Task description – Filter the data for lines with the word "Öncelikli" and copy those lines.

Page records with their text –
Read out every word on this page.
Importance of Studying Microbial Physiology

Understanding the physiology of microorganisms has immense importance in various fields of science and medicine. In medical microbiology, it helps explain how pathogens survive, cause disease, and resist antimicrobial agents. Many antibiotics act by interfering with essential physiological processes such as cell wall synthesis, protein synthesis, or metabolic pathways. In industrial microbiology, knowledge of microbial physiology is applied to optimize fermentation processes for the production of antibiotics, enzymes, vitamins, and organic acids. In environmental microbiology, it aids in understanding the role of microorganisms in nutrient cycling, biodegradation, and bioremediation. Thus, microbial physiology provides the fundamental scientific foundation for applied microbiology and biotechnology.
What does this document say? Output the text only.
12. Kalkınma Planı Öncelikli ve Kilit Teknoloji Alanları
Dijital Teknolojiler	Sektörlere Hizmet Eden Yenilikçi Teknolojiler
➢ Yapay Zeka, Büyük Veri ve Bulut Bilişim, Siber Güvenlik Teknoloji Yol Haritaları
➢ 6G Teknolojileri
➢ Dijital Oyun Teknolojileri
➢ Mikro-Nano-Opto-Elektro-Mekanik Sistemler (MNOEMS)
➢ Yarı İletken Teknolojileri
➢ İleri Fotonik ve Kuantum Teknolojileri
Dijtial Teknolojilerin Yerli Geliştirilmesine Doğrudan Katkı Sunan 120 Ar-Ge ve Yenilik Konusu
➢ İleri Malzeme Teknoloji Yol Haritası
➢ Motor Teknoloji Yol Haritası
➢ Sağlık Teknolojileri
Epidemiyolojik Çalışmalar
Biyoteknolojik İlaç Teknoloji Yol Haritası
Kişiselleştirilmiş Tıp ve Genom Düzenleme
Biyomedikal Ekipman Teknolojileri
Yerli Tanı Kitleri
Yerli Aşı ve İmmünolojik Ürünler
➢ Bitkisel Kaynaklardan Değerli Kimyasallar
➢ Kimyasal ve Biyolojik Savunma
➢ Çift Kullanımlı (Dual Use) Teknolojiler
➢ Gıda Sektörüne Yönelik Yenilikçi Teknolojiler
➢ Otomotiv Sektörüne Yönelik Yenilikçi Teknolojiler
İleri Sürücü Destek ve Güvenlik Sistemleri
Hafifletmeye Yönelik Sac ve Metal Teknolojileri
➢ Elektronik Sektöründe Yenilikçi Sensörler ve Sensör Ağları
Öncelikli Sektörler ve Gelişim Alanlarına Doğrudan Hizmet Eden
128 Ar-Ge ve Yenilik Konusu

Answer –
12. Kalkınma Planı Öncelikli ve Kilit Teknoloji Alanları
Öncelikli Sektörler ve Gelişim Alanlarına Doğrudan Hizmet Eden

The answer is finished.